■ Aim:
Reproduce every entry in the listing without alteration.

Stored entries
================
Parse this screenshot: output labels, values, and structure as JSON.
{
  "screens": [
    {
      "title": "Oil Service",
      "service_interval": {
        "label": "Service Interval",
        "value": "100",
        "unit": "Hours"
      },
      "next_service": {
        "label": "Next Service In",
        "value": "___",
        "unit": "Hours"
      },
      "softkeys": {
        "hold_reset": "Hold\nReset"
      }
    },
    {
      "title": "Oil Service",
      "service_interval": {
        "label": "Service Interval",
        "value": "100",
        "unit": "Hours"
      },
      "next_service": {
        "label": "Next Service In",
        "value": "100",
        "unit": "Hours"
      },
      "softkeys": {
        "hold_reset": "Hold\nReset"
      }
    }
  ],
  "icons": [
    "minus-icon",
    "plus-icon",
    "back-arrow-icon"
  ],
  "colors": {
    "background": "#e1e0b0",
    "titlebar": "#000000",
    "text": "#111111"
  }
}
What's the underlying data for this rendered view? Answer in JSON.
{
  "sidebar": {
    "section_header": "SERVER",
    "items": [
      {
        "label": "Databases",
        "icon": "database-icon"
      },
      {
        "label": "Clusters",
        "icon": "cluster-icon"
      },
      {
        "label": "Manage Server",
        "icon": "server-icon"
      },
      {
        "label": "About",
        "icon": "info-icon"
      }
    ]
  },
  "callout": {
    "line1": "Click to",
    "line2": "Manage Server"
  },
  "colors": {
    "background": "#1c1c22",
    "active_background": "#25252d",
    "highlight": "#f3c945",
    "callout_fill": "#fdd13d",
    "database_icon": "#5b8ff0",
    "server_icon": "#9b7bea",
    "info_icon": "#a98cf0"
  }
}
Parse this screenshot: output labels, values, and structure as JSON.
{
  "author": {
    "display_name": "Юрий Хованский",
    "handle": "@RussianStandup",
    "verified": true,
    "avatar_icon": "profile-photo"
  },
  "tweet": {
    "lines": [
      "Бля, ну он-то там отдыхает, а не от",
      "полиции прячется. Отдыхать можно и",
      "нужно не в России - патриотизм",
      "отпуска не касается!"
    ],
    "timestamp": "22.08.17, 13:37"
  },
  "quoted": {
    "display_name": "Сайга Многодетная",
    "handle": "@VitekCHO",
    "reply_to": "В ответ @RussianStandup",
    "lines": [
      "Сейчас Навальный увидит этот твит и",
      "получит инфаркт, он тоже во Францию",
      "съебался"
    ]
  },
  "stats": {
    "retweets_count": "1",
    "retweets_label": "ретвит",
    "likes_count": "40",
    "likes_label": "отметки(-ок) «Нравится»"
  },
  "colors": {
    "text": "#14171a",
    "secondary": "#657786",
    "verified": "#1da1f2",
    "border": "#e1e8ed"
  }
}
================
■ Task solution:
Parse this screenshot: output labels, values, and structure as JSON.
{
  "screens": [
    {
      "title": "Oil Service",
      "service_interval": {
        "label": "Service Interval",
        "value": "100",
        "unit": "Hours"
      },
      "next_service": {
        "label": "Next Service In",
        "value": "___",
        "unit": "Hours"
      },
      "softkeys": {
        "hold_reset": "Hold\nReset"
      }
    },
    {
      "title": "Oil Service",
      "service_interval": {
        "label": "Service Interval",
        "value": "100",
        "unit": "Hours"
      },
      "next_service": {
        "label": "Next Service In",
        "value": "100",
        "unit": "Hours"
      },
      "softkeys": {
        "hold_reset": "Hold\nReset"
      }
    }
  ],
  "icons": [
    "minus-icon",
    "plus-icon",
    "back-arrow-icon"
  ],
  "colors": {
    "background": "#e1e0b0",
    "titlebar": "#000000",
    "text": "#111111"
  }
}
What's the underlying data for this rendered view? Answer in JSON.
{
  "sidebar": {
    "section_header": "SERVER",
    "items": [
      {
        "label": "Databases",
        "icon": "database-icon"
      },
      {
        "label": "Clusters",
        "icon": "cluster-icon"
      },
      {
        "label": "Manage Server",
        "icon": "server-icon"
      },
      {
        "label": "About",
        "icon": "info-icon"
      }
    ]
  },
  "callout": {
    "line1": "Click to",
    "line2": "Manage Server"
  },
  "colors": {
    "background": "#1c1c22",
    "active_background": "#25252d",
    "highlight": "#f3c945",
    "callout_fill": "#fdd13d",
    "database_icon": "#5b8ff0",
    "server_icon": "#9b7bea",
    "info_icon": "#a98cf0"
  }
}
Parse this screenshot: output labels, values, and structure as JSON.
{
  "author": {
    "display_name": "Юрий Хованский",
    "handle": "@RussianStandup",
    "verified": true,
    "avatar_icon": "profile-photo"
  },
  "tweet": {
    "lines": [
      "Бля, ну он-то там отдыхает, а не от",
      "полиции прячется. Отдыхать можно и",
      "нужно не в России - патриотизм",
      "отпуска не касается!"
    ],
    "timestamp": "22.08.17, 13:37"
  },
  "quoted": {
    "display_name": "Сайга Многодетная",
    "handle": "@VitekCHO",
    "reply_to": "В ответ @RussianStandup",
    "lines": [
      "Сейчас Навальный увидит этот твит и",
      "получит инфаркт, он тоже во Францию",
      "съебался"
    ]
  },
  "stats": {
    "retweets_count": "1",
    "retweets_label": "ретвит",
    "likes_count": "40",
    "likes_label": "отметки(-ок) «Нравится»"
  },
  "colors": {
    "text": "#14171a",
    "secondary": "#657786",
    "verified": "#1da1f2",
    "border": "#e1e8ed"
  }
}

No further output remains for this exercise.